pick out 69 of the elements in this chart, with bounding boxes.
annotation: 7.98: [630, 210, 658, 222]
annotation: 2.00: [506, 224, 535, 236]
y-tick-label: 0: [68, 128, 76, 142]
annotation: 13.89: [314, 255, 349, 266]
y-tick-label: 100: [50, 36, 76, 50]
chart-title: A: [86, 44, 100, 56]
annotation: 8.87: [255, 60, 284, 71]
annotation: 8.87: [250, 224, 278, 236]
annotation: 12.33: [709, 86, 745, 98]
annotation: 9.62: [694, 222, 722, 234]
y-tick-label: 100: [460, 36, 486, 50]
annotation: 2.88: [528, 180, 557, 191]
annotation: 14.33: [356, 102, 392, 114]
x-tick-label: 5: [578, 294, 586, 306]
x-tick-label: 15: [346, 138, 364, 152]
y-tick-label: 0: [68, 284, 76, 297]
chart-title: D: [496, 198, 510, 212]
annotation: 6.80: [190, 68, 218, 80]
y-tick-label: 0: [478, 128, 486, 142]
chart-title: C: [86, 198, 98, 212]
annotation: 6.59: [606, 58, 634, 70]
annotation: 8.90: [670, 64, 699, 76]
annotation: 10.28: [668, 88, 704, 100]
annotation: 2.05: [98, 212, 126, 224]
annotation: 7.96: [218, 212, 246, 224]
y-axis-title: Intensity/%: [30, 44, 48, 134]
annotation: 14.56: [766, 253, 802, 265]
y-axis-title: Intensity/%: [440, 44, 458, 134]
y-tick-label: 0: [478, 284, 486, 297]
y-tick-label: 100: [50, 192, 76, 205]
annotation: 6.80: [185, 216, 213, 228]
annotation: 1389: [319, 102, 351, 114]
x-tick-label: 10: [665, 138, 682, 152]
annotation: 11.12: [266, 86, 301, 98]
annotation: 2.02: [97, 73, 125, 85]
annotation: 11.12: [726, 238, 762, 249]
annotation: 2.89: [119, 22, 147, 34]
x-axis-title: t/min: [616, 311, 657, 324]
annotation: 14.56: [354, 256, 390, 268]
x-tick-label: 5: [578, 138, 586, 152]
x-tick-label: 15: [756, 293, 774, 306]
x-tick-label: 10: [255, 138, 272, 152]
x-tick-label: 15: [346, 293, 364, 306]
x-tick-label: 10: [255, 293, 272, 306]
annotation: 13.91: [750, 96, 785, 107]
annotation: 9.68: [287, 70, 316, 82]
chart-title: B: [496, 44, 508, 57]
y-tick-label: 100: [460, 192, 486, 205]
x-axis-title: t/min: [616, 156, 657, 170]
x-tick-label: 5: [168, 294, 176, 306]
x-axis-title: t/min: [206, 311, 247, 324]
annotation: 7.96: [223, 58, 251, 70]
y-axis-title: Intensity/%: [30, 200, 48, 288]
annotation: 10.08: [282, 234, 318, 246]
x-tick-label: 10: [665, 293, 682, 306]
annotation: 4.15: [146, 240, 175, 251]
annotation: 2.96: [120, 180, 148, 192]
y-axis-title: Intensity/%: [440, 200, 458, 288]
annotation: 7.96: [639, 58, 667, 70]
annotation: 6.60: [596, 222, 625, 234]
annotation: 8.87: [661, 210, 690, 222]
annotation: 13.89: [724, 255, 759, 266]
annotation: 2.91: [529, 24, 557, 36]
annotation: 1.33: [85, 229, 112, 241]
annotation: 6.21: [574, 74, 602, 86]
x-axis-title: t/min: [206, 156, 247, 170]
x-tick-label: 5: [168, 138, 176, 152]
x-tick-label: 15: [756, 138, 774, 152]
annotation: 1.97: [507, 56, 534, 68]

-=-=-

Please change every "t/min" in the listing above to "time/min" and give the lines again, with everything else left as it is.

> Solution for this task:
pick out 69 of the elements in this chart, with bounding boxes.
annotation: 7.98: [630, 210, 658, 222]
annotation: 2.00: [506, 224, 535, 236]
y-tick-label: 0: [68, 128, 76, 142]
annotation: 13.89: [314, 255, 349, 266]
y-tick-label: 100: [50, 36, 76, 50]
chart-title: A: [86, 44, 100, 56]
annotation: 8.87: [255, 60, 284, 71]
annotation: 8.87: [250, 224, 278, 236]
annotation: 12.33: [709, 86, 745, 98]
annotation: 9.62: [694, 222, 722, 234]
y-tick-label: 100: [460, 36, 486, 50]
annotation: 2.88: [528, 180, 557, 191]
annotation: 14.33: [356, 102, 392, 114]
x-tick-label: 5: [578, 294, 586, 306]
x-tick-label: 15: [346, 138, 364, 152]
y-tick-label: 0: [68, 284, 76, 297]
chart-title: D: [496, 198, 510, 212]
annotation: 6.80: [190, 68, 218, 80]
y-tick-label: 0: [478, 128, 486, 142]
chart-title: C: [86, 198, 98, 212]
annotation: 6.59: [606, 58, 634, 70]
annotation: 8.90: [670, 64, 699, 76]
annotation: 10.28: [668, 88, 704, 100]
annotation: 2.05: [98, 212, 126, 224]
annotation: 7.96: [218, 212, 246, 224]
y-axis-title: Intensity/%: [30, 44, 48, 134]
annotation: 14.56: [766, 253, 802, 265]
y-axis-title: Intensity/%: [440, 44, 458, 134]
y-tick-label: 0: [478, 284, 486, 297]
y-tick-label: 100: [50, 192, 76, 205]
annotation: 6.80: [185, 216, 213, 228]
annotation: 1389: [319, 102, 351, 114]
x-tick-label: 10: [665, 138, 682, 152]
annotation: 11.12: [266, 86, 301, 98]
annotation: 2.02: [97, 73, 125, 85]
annotation: 11.12: [726, 238, 762, 249]
annotation: 2.89: [119, 22, 147, 34]
x-axis-title: time/min: [616, 311, 657, 324]
annotation: 14.56: [354, 256, 390, 268]
x-tick-label: 5: [578, 138, 586, 152]
x-tick-label: 15: [756, 293, 774, 306]
x-tick-label: 10: [255, 138, 272, 152]
x-tick-label: 15: [346, 293, 364, 306]
x-tick-label: 10: [255, 293, 272, 306]
annotation: 13.91: [750, 96, 785, 107]
annotation: 9.68: [287, 70, 316, 82]
chart-title: B: [496, 44, 508, 57]
y-tick-label: 100: [460, 192, 486, 205]
x-axis-title: time/min: [616, 156, 657, 170]
x-tick-label: 5: [168, 294, 176, 306]
x-axis-title: time/min: [206, 311, 247, 324]
annotation: 7.96: [223, 58, 251, 70]
y-axis-title: Intensity/%: [30, 200, 48, 288]
annotation: 10.08: [282, 234, 318, 246]
x-tick-label: 10: [665, 293, 682, 306]
annotation: 4.15: [146, 240, 175, 251]
annotation: 2.96: [120, 180, 148, 192]
y-axis-title: Intensity/%: [440, 200, 458, 288]
annotation: 7.96: [639, 58, 667, 70]
annotation: 6.60: [596, 222, 625, 234]
annotation: 8.87: [661, 210, 690, 222]
annotation: 13.89: [724, 255, 759, 266]
annotation: 2.91: [529, 24, 557, 36]
annotation: 1.33: [85, 229, 112, 241]
annotation: 6.21: [574, 74, 602, 86]
x-axis-title: time/min: [206, 156, 247, 170]
x-tick-label: 5: [168, 138, 176, 152]
x-tick-label: 15: [756, 138, 774, 152]
annotation: 1.97: [507, 56, 534, 68]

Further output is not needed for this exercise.